◆ **What you are asked to do**
Reproduce the data that follows in its entirety, character for character.
————————
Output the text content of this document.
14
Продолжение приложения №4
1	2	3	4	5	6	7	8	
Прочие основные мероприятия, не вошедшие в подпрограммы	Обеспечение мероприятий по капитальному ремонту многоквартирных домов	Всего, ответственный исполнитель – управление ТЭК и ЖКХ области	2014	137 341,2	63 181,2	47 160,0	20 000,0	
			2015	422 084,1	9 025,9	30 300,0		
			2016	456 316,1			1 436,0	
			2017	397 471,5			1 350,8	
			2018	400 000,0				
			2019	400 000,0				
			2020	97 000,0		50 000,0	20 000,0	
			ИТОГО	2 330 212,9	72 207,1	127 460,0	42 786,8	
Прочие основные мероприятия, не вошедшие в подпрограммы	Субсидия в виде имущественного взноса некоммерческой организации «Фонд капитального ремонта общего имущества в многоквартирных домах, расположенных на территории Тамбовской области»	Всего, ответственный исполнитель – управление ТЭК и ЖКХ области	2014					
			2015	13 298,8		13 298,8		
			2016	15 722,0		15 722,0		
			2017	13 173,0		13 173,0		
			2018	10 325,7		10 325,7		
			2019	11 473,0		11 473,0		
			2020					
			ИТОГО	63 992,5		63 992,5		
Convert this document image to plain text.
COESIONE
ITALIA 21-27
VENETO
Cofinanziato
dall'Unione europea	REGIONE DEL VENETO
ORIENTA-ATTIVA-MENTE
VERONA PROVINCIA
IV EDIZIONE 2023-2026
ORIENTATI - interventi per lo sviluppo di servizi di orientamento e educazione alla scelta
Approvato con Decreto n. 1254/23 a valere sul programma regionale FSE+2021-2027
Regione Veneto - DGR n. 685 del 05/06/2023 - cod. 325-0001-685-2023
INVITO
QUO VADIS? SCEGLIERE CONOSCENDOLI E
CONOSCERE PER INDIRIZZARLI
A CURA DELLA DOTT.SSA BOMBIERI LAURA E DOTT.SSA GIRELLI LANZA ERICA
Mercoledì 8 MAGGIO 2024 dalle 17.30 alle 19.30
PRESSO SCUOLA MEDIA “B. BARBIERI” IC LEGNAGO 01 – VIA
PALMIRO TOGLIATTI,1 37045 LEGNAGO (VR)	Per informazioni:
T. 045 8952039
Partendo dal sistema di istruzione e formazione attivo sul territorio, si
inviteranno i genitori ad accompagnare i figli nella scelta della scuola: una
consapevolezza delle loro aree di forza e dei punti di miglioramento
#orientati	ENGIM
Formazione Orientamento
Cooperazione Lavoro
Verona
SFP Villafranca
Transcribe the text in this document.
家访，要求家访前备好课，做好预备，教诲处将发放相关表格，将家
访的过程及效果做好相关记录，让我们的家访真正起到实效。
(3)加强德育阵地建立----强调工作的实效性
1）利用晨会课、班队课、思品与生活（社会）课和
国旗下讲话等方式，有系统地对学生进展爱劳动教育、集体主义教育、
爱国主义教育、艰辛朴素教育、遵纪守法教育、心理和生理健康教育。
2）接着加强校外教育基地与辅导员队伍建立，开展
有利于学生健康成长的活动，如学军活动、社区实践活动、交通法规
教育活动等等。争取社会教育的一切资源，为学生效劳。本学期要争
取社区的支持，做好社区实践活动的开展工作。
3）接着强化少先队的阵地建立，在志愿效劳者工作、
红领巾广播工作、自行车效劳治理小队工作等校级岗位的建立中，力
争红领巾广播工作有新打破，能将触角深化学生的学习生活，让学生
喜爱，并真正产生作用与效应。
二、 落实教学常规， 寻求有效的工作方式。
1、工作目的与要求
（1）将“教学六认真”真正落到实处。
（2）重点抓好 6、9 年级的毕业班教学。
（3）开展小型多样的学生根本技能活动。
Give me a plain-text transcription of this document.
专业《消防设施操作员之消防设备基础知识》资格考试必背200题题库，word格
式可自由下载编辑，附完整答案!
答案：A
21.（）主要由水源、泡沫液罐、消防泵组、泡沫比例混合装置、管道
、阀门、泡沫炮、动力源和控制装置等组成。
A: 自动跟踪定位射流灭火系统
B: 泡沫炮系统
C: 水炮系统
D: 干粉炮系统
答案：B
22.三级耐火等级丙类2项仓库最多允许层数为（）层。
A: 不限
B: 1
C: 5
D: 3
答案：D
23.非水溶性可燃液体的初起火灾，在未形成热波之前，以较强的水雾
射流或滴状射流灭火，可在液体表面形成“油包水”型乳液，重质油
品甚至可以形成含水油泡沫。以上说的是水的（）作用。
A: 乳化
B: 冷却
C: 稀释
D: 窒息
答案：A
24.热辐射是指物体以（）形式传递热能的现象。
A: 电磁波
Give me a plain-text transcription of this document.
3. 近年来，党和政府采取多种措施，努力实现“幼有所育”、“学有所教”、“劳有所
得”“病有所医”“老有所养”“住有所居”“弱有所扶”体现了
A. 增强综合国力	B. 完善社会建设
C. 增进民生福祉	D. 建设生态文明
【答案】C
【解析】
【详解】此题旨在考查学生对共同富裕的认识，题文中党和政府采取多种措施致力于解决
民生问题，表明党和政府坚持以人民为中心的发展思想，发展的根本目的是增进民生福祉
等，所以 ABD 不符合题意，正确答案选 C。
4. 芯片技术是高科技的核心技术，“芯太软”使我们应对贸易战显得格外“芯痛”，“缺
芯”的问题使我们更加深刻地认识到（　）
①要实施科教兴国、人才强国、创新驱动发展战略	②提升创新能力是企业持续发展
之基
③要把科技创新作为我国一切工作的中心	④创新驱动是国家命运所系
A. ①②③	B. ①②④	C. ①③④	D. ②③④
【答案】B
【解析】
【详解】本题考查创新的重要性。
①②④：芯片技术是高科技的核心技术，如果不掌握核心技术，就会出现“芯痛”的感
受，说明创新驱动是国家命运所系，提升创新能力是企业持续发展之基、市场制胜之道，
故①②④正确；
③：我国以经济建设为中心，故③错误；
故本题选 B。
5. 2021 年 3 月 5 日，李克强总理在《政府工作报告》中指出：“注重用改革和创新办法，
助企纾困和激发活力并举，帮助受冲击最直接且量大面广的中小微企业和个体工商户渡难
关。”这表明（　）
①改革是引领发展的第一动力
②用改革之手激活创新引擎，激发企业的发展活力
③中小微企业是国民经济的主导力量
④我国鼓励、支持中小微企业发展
————————
◆ **Task result**
Output the text content of this document.
14
Продолжение приложения №4
1	2	3	4	5	6	7	8	
Прочие основные мероприятия, не вошедшие в подпрограммы	Обеспечение мероприятий по капитальному ремонту многоквартирных домов	Всего, ответственный исполнитель – управление ТЭК и ЖКХ области	2014	137 341,2	63 181,2	47 160,0	20 000,0	
			2015	422 084,1	9 025,9	30 300,0		
			2016	456 316,1			1 436,0	
			2017	397 471,5			1 350,8	
			2018	400 000,0				
			2019	400 000,0				
			2020	97 000,0		50 000,0	20 000,0	
			ИТОГО	2 330 212,9	72 207,1	127 460,0	42 786,8	
Прочие основные мероприятия, не вошедшие в подпрограммы	Субсидия в виде имущественного взноса некоммерческой организации «Фонд капитального ремонта общего имущества в многоквартирных домах, расположенных на территории Тамбовской области»	Всего, ответственный исполнитель – управление ТЭК и ЖКХ области	2014					
			2015	13 298,8		13 298,8		
			2016	15 722,0		15 722,0		
			2017	13 173,0		13 173,0		
			2018	10 325,7		10 325,7		
			2019	11 473,0		11 473,0		
			2020					
			ИТОГО	63 992,5		63 992,5		
Convert this document image to plain text.
COESIONE
ITALIA 21-27
VENETO
Cofinanziato
dall'Unione europea	REGIONE DEL VENETO
ORIENTA-ATTIVA-MENTE
VERONA PROVINCIA
IV EDIZIONE 2023-2026
ORIENTATI - interventi per lo sviluppo di servizi di orientamento e educazione alla scelta
Approvato con Decreto n. 1254/23 a valere sul programma regionale FSE+2021-2027
Regione Veneto - DGR n. 685 del 05/06/2023 - cod. 325-0001-685-2023
INVITO
QUO VADIS? SCEGLIERE CONOSCENDOLI E
CONOSCERE PER INDIRIZZARLI
A CURA DELLA DOTT.SSA BOMBIERI LAURA E DOTT.SSA GIRELLI LANZA ERICA
Mercoledì 8 MAGGIO 2024 dalle 17.30 alle 19.30
PRESSO SCUOLA MEDIA “B. BARBIERI” IC LEGNAGO 01 – VIA
PALMIRO TOGLIATTI,1 37045 LEGNAGO (VR)	Per informazioni:
T. 045 8952039
Partendo dal sistema di istruzione e formazione attivo sul territorio, si
inviteranno i genitori ad accompagnare i figli nella scelta della scuola: una
consapevolezza delle loro aree di forza e dei punti di miglioramento
#orientati	ENGIM
Formazione Orientamento
Cooperazione Lavoro
Verona
SFP Villafranca
Transcribe the text in this document.
家访，要求家访前备好课，做好预备，教诲处将发放相关表格，将家
访的过程及效果做好相关记录，让我们的家访真正起到实效。
(3)加强德育阵地建立----强调工作的实效性
1）利用晨会课、班队课、思品与生活（社会）课和
国旗下讲话等方式，有系统地对学生进展爱劳动教育、集体主义教育、
爱国主义教育、艰辛朴素教育、遵纪守法教育、心理和生理健康教育。
2）接着加强校外教育基地与辅导员队伍建立，开展
有利于学生健康成长的活动，如学军活动、社区实践活动、交通法规
教育活动等等。争取社会教育的一切资源，为学生效劳。本学期要争
取社区的支持，做好社区实践活动的开展工作。
3）接着强化少先队的阵地建立，在志愿效劳者工作、
红领巾广播工作、自行车效劳治理小队工作等校级岗位的建立中，力
争红领巾广播工作有新打破，能将触角深化学生的学习生活，让学生
喜爱，并真正产生作用与效应。
二、 落实教学常规， 寻求有效的工作方式。
1、工作目的与要求
（1）将“教学六认真”真正落到实处。
（2）重点抓好 6、9 年级的毕业班教学。
（3）开展小型多样的学生根本技能活动。
Give me a plain-text transcription of this document.
专业《消防设施操作员之消防设备基础知识》资格考试必背200题题库，word格
式可自由下载编辑，附完整答案!
答案：A
21.（）主要由水源、泡沫液罐、消防泵组、泡沫比例混合装置、管道
、阀门、泡沫炮、动力源和控制装置等组成。
A: 自动跟踪定位射流灭火系统
B: 泡沫炮系统
C: 水炮系统
D: 干粉炮系统
答案：B
22.三级耐火等级丙类2项仓库最多允许层数为（）层。
A: 不限
B: 1
C: 5
D: 3
答案：D
23.非水溶性可燃液体的初起火灾，在未形成热波之前，以较强的水雾
射流或滴状射流灭火，可在液体表面形成“油包水”型乳液，重质油
品甚至可以形成含水油泡沫。以上说的是水的（）作用。
A: 乳化
B: 冷却
C: 稀释
D: 窒息
答案：A
24.热辐射是指物体以（）形式传递热能的现象。
A: 电磁波
Give me a plain-text transcription of this document.
3. 近年来，党和政府采取多种措施，努力实现“幼有所育”、“学有所教”、“劳有所
得”“病有所医”“老有所养”“住有所居”“弱有所扶”体现了
A. 增强综合国力	B. 完善社会建设
C. 增进民生福祉	D. 建设生态文明
【答案】C
【解析】
【详解】此题旨在考查学生对共同富裕的认识，题文中党和政府采取多种措施致力于解决
民生问题，表明党和政府坚持以人民为中心的发展思想，发展的根本目的是增进民生福祉
等，所以 ABD 不符合题意，正确答案选 C。
4. 芯片技术是高科技的核心技术，“芯太软”使我们应对贸易战显得格外“芯痛”，“缺
芯”的问题使我们更加深刻地认识到（　）
①要实施科教兴国、人才强国、创新驱动发展战略	②提升创新能力是企业持续发展
之基
③要把科技创新作为我国一切工作的中心	④创新驱动是国家命运所系
A. ①②③	B. ①②④	C. ①③④	D. ②③④
【答案】B
【解析】
【详解】本题考查创新的重要性。
①②④：芯片技术是高科技的核心技术，如果不掌握核心技术，就会出现“芯痛”的感
受，说明创新驱动是国家命运所系，提升创新能力是企业持续发展之基、市场制胜之道，
故①②④正确；
③：我国以经济建设为中心，故③错误；
故本题选 B。
5. 2021 年 3 月 5 日，李克强总理在《政府工作报告》中指出：“注重用改革和创新办法，
助企纾困和激发活力并举，帮助受冲击最直接且量大面广的中小微企业和个体工商户渡难
关。”这表明（　）
①改革是引领发展的第一动力
②用改革之手激活创新引擎，激发企业的发展活力
③中小微企业是国民经济的主导力量
④我国鼓励、支持中小微企业发展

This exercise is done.